Figure dataset records -

===============

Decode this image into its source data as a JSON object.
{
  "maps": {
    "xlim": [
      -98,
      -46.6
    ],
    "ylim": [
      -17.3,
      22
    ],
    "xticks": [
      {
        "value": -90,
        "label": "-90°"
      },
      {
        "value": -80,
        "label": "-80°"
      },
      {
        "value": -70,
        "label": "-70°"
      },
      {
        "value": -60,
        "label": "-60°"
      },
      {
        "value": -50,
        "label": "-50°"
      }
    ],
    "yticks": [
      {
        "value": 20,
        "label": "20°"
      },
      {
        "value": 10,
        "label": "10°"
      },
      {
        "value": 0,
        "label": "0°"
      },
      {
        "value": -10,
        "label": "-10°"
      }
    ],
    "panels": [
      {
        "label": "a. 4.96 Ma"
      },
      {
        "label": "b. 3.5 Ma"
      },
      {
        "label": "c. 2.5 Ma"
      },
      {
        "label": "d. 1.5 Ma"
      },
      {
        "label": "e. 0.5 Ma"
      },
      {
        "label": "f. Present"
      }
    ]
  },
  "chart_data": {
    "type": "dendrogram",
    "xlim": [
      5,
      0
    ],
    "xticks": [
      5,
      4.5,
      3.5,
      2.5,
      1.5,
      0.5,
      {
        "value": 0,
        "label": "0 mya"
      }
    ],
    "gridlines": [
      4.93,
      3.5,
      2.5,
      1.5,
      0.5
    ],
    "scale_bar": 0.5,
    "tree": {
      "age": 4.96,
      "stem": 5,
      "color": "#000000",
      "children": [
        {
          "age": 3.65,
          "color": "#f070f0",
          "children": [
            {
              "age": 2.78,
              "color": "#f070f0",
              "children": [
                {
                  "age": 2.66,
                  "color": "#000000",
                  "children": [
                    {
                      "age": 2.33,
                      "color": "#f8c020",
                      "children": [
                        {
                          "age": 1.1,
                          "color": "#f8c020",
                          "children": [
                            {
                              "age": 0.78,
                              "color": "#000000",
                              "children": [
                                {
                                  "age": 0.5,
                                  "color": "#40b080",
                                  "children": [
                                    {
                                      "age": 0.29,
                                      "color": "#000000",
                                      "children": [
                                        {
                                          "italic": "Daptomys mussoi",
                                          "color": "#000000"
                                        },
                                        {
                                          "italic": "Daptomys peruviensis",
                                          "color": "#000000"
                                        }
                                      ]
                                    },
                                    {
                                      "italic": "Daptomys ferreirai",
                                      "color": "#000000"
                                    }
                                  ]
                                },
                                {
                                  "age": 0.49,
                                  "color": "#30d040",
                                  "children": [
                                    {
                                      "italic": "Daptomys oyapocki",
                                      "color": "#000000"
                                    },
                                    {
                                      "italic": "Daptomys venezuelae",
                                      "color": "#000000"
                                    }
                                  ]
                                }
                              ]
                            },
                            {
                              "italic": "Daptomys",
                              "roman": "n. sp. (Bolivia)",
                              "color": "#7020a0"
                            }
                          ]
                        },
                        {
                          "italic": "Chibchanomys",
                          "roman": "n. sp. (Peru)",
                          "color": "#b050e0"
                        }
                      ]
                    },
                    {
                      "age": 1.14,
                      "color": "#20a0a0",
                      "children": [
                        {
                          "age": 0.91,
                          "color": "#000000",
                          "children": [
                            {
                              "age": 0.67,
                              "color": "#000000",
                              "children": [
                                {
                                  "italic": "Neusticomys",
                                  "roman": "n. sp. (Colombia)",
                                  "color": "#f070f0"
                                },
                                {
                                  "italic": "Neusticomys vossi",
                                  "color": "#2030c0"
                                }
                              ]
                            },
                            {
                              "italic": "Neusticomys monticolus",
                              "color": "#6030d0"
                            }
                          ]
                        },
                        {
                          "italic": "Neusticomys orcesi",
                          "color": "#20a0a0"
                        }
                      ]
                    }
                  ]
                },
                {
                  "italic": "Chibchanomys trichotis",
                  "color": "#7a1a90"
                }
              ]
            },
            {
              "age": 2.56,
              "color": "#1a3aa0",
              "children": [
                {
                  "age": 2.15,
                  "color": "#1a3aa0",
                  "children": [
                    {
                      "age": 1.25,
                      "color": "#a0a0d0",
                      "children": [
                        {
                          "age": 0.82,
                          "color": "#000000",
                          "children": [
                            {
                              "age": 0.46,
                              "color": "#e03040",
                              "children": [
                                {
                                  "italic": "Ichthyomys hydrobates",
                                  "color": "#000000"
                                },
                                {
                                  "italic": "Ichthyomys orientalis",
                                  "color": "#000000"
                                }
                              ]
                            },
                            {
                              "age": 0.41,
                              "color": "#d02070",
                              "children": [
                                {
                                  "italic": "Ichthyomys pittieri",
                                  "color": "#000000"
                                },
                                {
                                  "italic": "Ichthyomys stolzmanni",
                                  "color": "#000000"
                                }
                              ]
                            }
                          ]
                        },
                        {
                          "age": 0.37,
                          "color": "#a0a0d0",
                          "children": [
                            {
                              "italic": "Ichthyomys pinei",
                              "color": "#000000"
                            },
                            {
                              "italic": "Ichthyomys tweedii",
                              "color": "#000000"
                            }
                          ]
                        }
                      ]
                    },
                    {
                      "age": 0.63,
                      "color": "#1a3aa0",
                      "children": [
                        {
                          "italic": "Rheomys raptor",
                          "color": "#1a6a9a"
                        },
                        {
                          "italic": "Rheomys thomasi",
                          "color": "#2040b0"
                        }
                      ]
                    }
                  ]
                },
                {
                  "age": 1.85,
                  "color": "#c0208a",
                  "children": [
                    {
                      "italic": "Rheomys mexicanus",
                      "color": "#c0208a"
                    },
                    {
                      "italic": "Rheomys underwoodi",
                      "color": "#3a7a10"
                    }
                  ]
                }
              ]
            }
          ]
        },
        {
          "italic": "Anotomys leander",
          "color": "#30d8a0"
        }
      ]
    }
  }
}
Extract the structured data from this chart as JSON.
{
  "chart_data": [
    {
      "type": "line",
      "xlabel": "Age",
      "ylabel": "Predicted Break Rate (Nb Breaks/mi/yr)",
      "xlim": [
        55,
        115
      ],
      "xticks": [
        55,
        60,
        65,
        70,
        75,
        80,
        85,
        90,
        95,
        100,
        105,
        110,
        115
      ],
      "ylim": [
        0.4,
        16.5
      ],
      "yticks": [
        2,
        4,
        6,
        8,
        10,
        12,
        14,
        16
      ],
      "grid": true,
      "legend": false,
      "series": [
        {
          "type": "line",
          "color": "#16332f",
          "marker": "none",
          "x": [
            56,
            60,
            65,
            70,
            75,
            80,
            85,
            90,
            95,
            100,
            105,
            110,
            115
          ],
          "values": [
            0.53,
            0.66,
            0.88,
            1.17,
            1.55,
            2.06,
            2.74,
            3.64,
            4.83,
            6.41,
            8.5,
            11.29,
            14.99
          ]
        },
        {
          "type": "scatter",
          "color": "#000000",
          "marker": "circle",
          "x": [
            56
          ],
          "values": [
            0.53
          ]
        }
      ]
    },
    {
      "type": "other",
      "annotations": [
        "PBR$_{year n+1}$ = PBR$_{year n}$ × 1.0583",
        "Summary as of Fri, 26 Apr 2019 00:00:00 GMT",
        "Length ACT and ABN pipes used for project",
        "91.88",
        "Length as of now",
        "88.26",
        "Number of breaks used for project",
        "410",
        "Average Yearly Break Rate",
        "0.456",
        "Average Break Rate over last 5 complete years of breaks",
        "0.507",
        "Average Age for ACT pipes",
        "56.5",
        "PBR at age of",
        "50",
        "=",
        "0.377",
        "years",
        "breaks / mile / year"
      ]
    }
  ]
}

===============

Written request - Extract every line of the records above that contains the word "Rheomys".

Response below -
                          "italic": "Rheomys raptor",
                          "italic": "Rheomys thomasi",
                      "italic": "Rheomys mexicanus",
                      "italic": "Rheomys underwoodi",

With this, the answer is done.